__Given task__: Look through the material below, count the lines containing the word "logo", and state only the count.

==== Data for the task

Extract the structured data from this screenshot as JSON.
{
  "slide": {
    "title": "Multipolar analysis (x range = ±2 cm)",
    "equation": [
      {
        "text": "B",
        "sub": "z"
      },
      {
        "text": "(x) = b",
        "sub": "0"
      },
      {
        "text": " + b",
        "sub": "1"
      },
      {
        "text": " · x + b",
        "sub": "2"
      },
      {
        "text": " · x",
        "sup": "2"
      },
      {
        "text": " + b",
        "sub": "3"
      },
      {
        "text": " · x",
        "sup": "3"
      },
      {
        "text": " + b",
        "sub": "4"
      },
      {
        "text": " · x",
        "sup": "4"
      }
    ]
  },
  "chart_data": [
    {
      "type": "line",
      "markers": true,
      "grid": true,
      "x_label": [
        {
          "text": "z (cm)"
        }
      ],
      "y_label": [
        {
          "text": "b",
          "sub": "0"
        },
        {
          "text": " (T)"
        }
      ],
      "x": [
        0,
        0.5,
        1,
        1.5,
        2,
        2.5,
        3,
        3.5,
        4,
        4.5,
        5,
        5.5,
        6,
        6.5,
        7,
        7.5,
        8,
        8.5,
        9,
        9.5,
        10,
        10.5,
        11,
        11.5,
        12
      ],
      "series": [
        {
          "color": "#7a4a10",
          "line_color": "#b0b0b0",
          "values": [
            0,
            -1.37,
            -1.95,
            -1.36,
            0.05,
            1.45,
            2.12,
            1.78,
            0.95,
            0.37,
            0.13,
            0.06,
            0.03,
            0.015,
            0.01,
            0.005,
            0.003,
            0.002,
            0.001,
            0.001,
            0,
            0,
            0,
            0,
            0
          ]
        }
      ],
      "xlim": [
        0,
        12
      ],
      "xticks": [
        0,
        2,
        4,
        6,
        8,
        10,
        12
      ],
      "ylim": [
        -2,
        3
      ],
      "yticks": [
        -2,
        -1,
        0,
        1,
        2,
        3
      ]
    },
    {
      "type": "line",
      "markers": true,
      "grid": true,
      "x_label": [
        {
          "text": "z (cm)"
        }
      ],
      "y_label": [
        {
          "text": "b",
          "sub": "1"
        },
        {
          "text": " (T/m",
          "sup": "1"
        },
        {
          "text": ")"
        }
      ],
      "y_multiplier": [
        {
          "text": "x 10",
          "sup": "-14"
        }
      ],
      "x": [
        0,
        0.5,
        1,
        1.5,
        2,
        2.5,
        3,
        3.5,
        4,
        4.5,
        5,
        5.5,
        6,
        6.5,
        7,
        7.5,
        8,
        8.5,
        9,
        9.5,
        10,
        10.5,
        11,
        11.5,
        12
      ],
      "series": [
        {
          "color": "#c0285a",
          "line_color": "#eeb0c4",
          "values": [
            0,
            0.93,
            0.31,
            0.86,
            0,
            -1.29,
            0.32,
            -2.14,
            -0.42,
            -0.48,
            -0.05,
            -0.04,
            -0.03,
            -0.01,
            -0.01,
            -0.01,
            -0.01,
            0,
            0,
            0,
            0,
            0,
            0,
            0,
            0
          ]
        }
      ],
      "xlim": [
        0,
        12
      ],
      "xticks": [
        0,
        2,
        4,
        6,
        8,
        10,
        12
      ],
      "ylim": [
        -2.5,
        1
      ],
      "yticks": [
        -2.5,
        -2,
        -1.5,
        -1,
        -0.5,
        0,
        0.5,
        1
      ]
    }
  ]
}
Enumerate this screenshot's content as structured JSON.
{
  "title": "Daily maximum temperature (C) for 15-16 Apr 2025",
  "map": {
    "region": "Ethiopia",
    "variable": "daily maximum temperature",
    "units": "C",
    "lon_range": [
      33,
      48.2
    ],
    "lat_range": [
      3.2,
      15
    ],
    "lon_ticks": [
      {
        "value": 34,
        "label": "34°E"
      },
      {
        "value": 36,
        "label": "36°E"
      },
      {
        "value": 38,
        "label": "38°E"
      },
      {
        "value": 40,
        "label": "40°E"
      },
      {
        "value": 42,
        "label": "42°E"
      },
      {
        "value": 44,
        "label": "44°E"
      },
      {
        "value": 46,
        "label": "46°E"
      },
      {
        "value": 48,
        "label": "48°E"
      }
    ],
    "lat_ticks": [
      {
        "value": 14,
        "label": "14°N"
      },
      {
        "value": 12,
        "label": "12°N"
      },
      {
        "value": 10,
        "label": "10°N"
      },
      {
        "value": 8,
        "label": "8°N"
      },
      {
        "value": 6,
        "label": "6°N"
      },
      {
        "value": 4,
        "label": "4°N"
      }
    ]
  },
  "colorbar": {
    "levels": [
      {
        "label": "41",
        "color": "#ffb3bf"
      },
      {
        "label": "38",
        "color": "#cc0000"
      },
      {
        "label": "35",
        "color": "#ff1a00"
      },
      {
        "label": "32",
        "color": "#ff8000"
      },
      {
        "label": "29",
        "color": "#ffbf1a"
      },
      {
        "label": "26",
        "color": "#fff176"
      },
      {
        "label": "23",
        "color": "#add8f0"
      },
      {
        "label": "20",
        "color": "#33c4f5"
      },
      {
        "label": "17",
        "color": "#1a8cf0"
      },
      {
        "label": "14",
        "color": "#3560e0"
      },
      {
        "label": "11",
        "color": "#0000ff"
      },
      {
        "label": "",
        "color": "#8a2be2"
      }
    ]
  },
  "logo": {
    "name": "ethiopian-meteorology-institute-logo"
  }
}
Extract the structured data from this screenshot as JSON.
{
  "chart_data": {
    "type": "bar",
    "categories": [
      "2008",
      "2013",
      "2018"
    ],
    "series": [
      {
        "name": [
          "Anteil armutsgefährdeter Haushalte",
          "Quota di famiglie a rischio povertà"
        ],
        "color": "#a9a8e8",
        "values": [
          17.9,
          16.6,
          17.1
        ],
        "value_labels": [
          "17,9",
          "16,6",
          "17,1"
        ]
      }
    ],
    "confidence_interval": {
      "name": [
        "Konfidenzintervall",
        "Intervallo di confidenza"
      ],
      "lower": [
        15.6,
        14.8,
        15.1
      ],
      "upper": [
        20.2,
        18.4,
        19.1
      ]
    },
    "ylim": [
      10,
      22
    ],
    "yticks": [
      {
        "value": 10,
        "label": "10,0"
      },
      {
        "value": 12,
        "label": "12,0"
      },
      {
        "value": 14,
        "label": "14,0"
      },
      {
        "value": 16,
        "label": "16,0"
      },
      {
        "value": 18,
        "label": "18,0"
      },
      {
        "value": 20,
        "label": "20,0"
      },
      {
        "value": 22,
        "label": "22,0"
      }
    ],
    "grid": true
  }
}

========

__Finished exercise__: 2